◆ Action item: Search each line below for the word "only" and list those that contain it.

◆ Listed entries:
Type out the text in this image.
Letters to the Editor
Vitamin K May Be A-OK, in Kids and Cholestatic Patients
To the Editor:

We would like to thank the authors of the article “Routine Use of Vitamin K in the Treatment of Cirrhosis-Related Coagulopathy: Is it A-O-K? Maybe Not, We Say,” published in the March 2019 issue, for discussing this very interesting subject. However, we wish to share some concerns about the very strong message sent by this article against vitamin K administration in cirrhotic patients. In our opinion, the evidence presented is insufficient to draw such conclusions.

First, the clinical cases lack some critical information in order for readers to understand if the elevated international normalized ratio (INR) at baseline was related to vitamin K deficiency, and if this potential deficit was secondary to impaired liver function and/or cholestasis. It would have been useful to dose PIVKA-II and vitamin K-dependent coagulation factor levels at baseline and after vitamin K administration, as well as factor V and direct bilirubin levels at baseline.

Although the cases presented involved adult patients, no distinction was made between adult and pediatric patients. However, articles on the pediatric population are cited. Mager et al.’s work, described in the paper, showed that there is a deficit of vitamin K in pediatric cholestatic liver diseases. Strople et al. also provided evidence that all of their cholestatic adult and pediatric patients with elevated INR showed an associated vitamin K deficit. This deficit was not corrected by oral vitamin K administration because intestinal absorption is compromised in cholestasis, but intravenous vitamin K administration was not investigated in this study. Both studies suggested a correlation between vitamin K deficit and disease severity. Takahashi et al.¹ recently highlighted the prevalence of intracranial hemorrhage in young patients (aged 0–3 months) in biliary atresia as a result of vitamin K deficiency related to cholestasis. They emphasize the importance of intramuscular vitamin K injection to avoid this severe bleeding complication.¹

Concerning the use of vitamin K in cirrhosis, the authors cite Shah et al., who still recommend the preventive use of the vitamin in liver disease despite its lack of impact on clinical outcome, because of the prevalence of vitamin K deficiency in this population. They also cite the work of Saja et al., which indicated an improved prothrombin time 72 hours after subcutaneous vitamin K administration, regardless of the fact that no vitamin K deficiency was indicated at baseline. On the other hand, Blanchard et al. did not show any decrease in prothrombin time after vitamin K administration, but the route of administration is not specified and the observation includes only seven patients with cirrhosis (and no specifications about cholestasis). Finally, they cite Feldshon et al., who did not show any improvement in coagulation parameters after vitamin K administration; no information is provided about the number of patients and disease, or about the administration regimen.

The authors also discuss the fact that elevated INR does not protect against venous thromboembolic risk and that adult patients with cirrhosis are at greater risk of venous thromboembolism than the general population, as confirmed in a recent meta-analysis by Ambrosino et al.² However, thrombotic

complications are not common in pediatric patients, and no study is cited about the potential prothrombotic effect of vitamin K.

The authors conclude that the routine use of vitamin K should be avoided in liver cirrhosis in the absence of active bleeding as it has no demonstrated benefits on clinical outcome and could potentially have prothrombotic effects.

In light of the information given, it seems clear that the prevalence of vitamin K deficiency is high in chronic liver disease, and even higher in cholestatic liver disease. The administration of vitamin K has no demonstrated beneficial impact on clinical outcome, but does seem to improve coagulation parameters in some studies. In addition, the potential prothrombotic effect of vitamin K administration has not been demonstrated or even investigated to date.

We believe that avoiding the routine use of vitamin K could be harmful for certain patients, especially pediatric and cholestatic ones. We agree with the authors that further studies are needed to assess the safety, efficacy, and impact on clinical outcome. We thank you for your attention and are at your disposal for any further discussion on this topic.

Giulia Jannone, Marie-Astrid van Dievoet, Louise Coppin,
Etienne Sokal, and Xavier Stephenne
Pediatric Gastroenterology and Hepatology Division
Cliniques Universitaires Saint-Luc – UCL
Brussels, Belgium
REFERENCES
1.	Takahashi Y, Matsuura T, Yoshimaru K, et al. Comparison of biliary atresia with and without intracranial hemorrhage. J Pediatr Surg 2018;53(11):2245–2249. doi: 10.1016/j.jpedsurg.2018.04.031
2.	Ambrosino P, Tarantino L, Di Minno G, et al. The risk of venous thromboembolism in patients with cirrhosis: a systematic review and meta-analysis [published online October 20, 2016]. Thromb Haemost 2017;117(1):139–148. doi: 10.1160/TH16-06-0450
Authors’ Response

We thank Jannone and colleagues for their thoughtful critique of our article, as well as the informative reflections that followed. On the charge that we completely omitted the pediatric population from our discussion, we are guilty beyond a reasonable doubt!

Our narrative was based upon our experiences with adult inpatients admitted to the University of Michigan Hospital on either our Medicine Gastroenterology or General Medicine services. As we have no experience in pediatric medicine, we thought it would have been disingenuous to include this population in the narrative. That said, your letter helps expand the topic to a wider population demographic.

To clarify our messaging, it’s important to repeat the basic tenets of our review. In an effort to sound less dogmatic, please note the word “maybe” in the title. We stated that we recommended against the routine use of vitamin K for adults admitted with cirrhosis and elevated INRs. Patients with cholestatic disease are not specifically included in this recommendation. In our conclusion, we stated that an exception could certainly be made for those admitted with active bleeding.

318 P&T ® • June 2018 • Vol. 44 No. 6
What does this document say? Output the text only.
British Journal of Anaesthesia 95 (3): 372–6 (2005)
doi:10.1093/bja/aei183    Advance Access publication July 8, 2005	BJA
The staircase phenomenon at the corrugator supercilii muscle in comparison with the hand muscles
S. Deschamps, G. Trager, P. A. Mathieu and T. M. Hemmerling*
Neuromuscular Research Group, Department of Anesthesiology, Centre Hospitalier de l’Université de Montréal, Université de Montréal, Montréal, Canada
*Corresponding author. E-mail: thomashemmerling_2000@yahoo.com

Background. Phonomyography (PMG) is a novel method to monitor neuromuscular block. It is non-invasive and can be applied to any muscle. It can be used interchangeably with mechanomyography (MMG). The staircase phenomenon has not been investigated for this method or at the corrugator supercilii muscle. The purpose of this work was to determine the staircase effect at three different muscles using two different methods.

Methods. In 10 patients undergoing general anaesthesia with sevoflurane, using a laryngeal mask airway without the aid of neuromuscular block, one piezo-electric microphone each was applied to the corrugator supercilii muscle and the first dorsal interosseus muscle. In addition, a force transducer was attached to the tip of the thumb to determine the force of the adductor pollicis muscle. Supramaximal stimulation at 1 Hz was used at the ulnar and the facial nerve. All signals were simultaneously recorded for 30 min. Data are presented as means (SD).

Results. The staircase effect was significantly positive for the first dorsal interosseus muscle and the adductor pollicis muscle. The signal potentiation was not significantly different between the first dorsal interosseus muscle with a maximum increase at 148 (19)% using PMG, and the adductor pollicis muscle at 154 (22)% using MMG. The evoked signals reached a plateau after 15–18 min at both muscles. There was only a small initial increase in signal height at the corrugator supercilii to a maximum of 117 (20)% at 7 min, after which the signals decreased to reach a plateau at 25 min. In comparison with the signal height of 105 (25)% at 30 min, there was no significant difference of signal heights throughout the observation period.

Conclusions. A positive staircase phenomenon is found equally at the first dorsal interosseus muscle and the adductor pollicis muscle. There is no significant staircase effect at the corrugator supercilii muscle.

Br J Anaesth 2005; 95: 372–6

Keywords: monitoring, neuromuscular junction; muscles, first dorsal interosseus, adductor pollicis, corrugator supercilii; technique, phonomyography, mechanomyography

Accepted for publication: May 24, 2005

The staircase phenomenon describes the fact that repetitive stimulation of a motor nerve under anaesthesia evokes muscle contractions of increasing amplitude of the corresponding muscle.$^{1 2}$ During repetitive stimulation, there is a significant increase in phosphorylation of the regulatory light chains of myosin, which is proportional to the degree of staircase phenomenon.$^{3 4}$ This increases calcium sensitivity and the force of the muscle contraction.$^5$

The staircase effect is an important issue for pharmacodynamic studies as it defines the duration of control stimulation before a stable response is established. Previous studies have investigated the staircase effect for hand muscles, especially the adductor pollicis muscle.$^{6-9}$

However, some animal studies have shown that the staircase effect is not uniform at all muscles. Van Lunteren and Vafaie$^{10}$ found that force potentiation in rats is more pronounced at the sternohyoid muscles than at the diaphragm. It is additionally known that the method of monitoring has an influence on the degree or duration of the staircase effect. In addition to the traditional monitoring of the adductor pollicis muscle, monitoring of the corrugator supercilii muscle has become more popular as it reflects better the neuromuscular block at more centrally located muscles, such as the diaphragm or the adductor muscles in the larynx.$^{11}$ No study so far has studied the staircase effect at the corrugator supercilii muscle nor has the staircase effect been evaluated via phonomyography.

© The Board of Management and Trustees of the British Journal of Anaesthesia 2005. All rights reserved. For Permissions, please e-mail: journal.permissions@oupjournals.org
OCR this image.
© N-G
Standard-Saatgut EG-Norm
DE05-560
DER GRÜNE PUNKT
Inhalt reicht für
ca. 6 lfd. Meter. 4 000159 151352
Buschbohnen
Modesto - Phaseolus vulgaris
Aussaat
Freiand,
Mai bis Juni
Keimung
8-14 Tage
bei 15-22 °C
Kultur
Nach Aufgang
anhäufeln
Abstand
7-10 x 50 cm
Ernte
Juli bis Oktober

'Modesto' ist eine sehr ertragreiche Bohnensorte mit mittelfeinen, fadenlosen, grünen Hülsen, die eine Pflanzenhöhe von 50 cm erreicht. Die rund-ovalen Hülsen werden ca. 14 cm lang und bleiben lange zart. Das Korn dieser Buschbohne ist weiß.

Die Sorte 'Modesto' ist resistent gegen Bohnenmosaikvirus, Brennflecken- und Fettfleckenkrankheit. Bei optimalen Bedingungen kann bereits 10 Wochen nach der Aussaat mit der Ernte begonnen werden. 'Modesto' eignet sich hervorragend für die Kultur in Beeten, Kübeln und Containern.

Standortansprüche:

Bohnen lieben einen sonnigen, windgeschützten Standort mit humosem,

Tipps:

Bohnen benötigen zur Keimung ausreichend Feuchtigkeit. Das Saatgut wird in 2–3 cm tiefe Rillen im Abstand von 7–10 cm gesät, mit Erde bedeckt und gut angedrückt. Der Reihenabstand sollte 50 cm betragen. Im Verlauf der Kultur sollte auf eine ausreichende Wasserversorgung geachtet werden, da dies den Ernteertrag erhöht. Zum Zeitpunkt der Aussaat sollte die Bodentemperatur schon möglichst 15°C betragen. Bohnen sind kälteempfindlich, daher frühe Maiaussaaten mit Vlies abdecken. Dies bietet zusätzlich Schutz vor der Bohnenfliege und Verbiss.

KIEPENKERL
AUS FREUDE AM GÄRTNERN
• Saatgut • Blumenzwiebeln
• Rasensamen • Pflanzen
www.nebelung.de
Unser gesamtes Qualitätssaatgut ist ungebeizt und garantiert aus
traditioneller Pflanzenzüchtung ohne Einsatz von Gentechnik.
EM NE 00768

◆ Solution below:
Concerning the use of vitamin K in cirrhosis, the authors cite Shah et al., who still recommend the preventive use of the vitamin in liver disease despite its lack of impact on clinical outcome, because of the prevalence of vitamin K deficiency in this population. They also cite the work of Saja et al., which indicated an improved prothrombin time 72 hours after subcutaneous vitamin K administration, regardless of the fact that no vitamin K deficiency was indicated at baseline. On the other hand, Blanchard et al. did not show any decrease in prothrombin time after vitamin K administration, but the route of administration is not specified and the observation includes only seven patients with cirrhosis (and no specifications about cholestasis). Finally, they cite Feldshon et al., who did not show any improvement in coagulation parameters after vitamin K administration; no information is provided about the number of patients and disease, or about the administration regimen.
What does this document say? Output the text only.
Results. The staircase effect was significantly positive for the first dorsal interosseus muscle and the adductor pollicis muscle. The signal potentiation was not significantly different between the first dorsal interosseus muscle with a maximum increase at 148 (19)% using PMG, and the adductor pollicis muscle at 154 (22)% using MMG. The evoked signals reached a plateau after 15–18 min at both muscles. There was only a small initial increase in signal height at the corrugator supercilii to a maximum of 117 (20)% at 7 min, after which the signals decreased to reach a plateau at 25 min. In comparison with the signal height of 105 (25)% at 30 min, there was no significant difference of signal heights throughout the observation period.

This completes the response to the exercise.